>>>>>

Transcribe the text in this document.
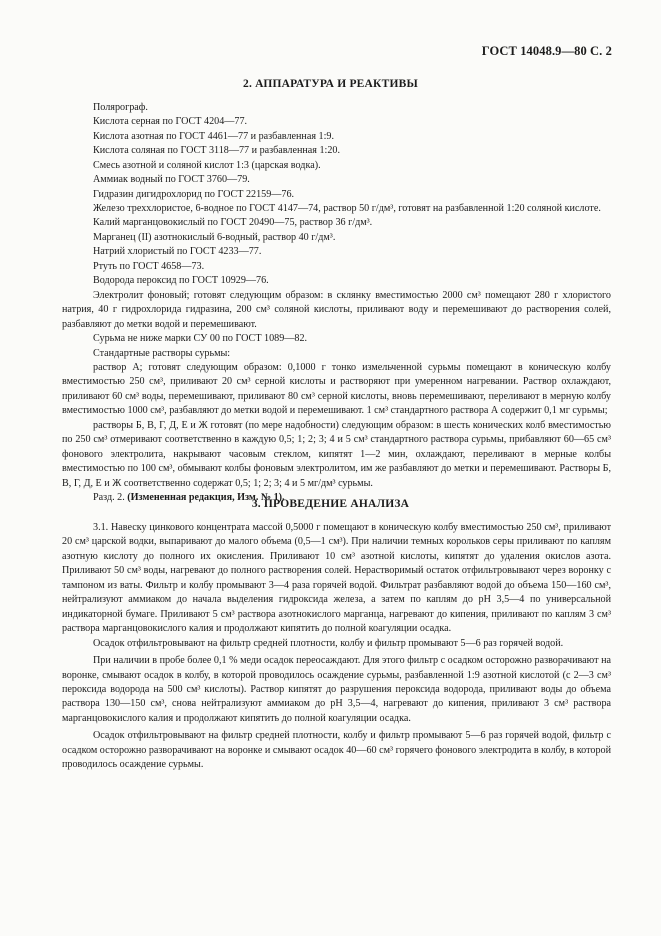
ГОСТ 14048.9—80 С. 2
2. АППАРАТУРА И РЕАКТИВЫ
Полярограф.
Кислота серная по ГОСТ 4204—77.
Кислота азотная по ГОСТ 4461—77 и разбавленная 1:9.
Кислота соляная по ГОСТ 3118—77 и разбавленная 1:20.
Смесь азотной и соляной кислот 1:3 (царская водка).
Аммиак водный по ГОСТ 3760—79.
Гидразин дигидрохлорид по ГОСТ 22159—76.
Железо треххлористое, 6-водное по ГОСТ 4147—74, раствор 50 г/дм³, готовят на разбавленной 1:20 соляной кислоте.
Калий марганцовокислый по ГОСТ 20490—75, раствор 36 г/дм³.
Марганец (II) азотнокислый 6-водный, раствор 40 г/дм³.
Натрий хлористый по ГОСТ 4233—77.
Ртуть по ГОСТ 4658—73.
Водорода пероксид по ГОСТ 10929—76.
Электролит фоновый; готовят следующим образом: в склянку вместимостью 2000 см³ помещают 280 г хлористого натрия, 40 г гидрохлорида гидразина, 200 см³ соляной кислоты, приливают воду и перемешивают до растворения солей, разбавляют до метки водой и перемешивают.
Сурьма не ниже марки СУ 00 по ГОСТ 1089—82.
Стандартные растворы сурьмы:
раствор А; готовят следующим образом: 0,1000 г тонко измельченной сурьмы помещают в коническую колбу вместимостью 250 см³, приливают 20 см³ серной кислоты и растворяют при умеренном нагревании. Раствор охлаждают, приливают 60 см³ воды, перемешивают, приливают 80 см³ серной кислоты, вновь перемешивают, переливают в мерную колбу вместимостью 1000 см³, разбавляют до метки водой и перемешивают. 1 см³ стандартного раствора А содержит 0,1 мг сурьмы;
растворы Б, В, Г, Д, Е и Ж готовят (по мере надобности) следующим образом: в шесть конических колб вместимостью по 250 см³ отмеривают соответственно в каждую 0,5; 1; 2; 3; 4 и 5 см³ стандартного раствора сурьмы, прибавляют 60—65 см³ фонового электролита, накрывают часовым стеклом, кипятят 1—2 мин, охлаждают, переливают в мерные колбы вместимостью по 100 см³, обмывают колбы фоновым электролитом, им же разбавляют до метки и перемешивают. Растворы Б, В, Г, Д, Е и Ж соответственно содержат 0,5; 1; 2; 3; 4 и 5 мг/дм³ сурьмы.
Разд. 2. (Измененная редакция, Изм. № 1).
3. ПРОВЕДЕНИЕ АНАЛИЗА
3.1. Навеску цинкового концентрата массой 0,5000 г помещают в коническую колбу вместимостью 250 см³, приливают 20 см³ царской водки, выпаривают до малого объема (0,5—1 см³). При наличии темных корольков серы приливают по каплям азотную кислоту до полного их окисления. Приливают 10 см³ азотной кислоты, кипятят до удаления окислов азота. Приливают 50 см³ воды, нагревают до полного растворения солей. Нерастворимый остаток отфильтровывают через воронку с тампоном из ваты. Фильтр и колбу промывают 3—4 раза горячей водой. Фильтрат разбавляют водой до объема 150—160 см³, нейтрализуют аммиаком до начала выделения гидроксида железа, а затем по каплям до pH 3,5—4 по универсальной индикаторной бумаге. Приливают 5 см³ раствора азотнокислого марганца, нагревают до кипения, приливают по каплям 3 см³ раствора марганцовокислого калия и продолжают кипятить до полной коагуляции осадка.
Осадок отфильтровывают на фильтр средней плотности, колбу и фильтр промывают 5—6 раз горячей водой.
При наличии в пробе более 0,1 % меди осадок переосаждают. Для этого фильтр с осадком осторожно разворачивают на воронке, смывают осадок в колбу, в которой проводилось осаждение сурьмы, разбавленной 1:9 азотной кислотой (с 2—3 см³ пероксида водорода на 500 см³ кислоты). Раствор кипятят до разрушения пероксида водорода, приливают воды до объема раствора 130—150 см³, снова нейтрализуют аммиаком до pH 3,5—4, нагревают до кипения, приливают 3 см³ раствора марганцовокислого калия и продолжают кипятить до полной коагуляции осадка.
Осадок отфильтровывают на фильтр средней плотности, колбу и фильтр промывают 5—6 раз горячей водой, фильтр с осадком осторожно разворачивают на воронке и смывают осадок 40—60 см³ горячего фонового электродита в колбу, в которой проводилось осаждение сурьмы.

<<<<<

YOUR GOAL. Without the pictures, restate all the entries above exactly.

EXERCISE OUTPUT.
Transcribe the text in this document.
ГОСТ 14048.9—80 С. 2
2. АППАРАТУРА И РЕАКТИВЫ
Полярограф.
Кислота серная по ГОСТ 4204—77.
Кислота азотная по ГОСТ 4461—77 и разбавленная 1:9.
Кислота соляная по ГОСТ 3118—77 и разбавленная 1:20.
Смесь азотной и соляной кислот 1:3 (царская водка).
Аммиак водный по ГОСТ 3760—79.
Гидразин дигидрохлорид по ГОСТ 22159—76.
Железо треххлористое, 6-водное по ГОСТ 4147—74, раствор 50 г/дм³, готовят на разбавленной 1:20 соляной кислоте.
Калий марганцовокислый по ГОСТ 20490—75, раствор 36 г/дм³.
Марганец (II) азотнокислый 6-водный, раствор 40 г/дм³.
Натрий хлористый по ГОСТ 4233—77.
Ртуть по ГОСТ 4658—73.
Водорода пероксид по ГОСТ 10929—76.
Электролит фоновый; готовят следующим образом: в склянку вместимостью 2000 см³ помещают 280 г хлористого натрия, 40 г гидрохлорида гидразина, 200 см³ соляной кислоты, приливают воду и перемешивают до растворения солей, разбавляют до метки водой и перемешивают.
Сурьма не ниже марки СУ 00 по ГОСТ 1089—82.
Стандартные растворы сурьмы:
раствор А; готовят следующим образом: 0,1000 г тонко измельченной сурьмы помещают в коническую колбу вместимостью 250 см³, приливают 20 см³ серной кислоты и растворяют при умеренном нагревании. Раствор охлаждают, приливают 60 см³ воды, перемешивают, приливают 80 см³ серной кислоты, вновь перемешивают, переливают в мерную колбу вместимостью 1000 см³, разбавляют до метки водой и перемешивают. 1 см³ стандартного раствора А содержит 0,1 мг сурьмы;
растворы Б, В, Г, Д, Е и Ж готовят (по мере надобности) следующим образом: в шесть конических колб вместимостью по 250 см³ отмеривают соответственно в каждую 0,5; 1; 2; 3; 4 и 5 см³ стандартного раствора сурьмы, прибавляют 60—65 см³ фонового электролита, накрывают часовым стеклом, кипятят 1—2 мин, охлаждают, переливают в мерные колбы вместимостью по 100 см³, обмывают колбы фоновым электролитом, им же разбавляют до метки и перемешивают. Растворы Б, В, Г, Д, Е и Ж соответственно содержат 0,5; 1; 2; 3; 4 и 5 мг/дм³ сурьмы.
Разд. 2. (Измененная редакция, Изм. № 1).
3. ПРОВЕДЕНИЕ АНАЛИЗА
3.1. Навеску цинкового концентрата массой 0,5000 г помещают в коническую колбу вместимостью 250 см³, приливают 20 см³ царской водки, выпаривают до малого объема (0,5—1 см³). При наличии темных корольков серы приливают по каплям азотную кислоту до полного их окисления. Приливают 10 см³ азотной кислоты, кипятят до удаления окислов азота. Приливают 50 см³ воды, нагревают до полного растворения солей. Нерастворимый остаток отфильтровывают через воронку с тампоном из ваты. Фильтр и колбу промывают 3—4 раза горячей водой. Фильтрат разбавляют водой до объема 150—160 см³, нейтрализуют аммиаком до начала выделения гидроксида железа, а затем по каплям до pH 3,5—4 по универсальной индикаторной бумаге. Приливают 5 см³ раствора азотнокислого марганца, нагревают до кипения, приливают по каплям 3 см³ раствора марганцовокислого калия и продолжают кипятить до полной коагуляции осадка.
Осадок отфильтровывают на фильтр средней плотности, колбу и фильтр промывают 5—6 раз горячей водой.
При наличии в пробе более 0,1 % меди осадок переосаждают. Для этого фильтр с осадком осторожно разворачивают на воронке, смывают осадок в колбу, в которой проводилось осаждение сурьмы, разбавленной 1:9 азотной кислотой (с 2—3 см³ пероксида водорода на 500 см³ кислоты). Раствор кипятят до разрушения пероксида водорода, приливают воды до объема раствора 130—150 см³, снова нейтрализуют аммиаком до pH 3,5—4, нагревают до кипения, приливают 3 см³ раствора марганцовокислого калия и продолжают кипятить до полной коагуляции осадка.
Осадок отфильтровывают на фильтр средней плотности, колбу и фильтр промывают 5—6 раз горячей водой, фильтр с осадком осторожно разворачивают на воронке и смывают осадок 40—60 см³ горячего фонового электродита в колбу, в которой проводилось осаждение сурьмы.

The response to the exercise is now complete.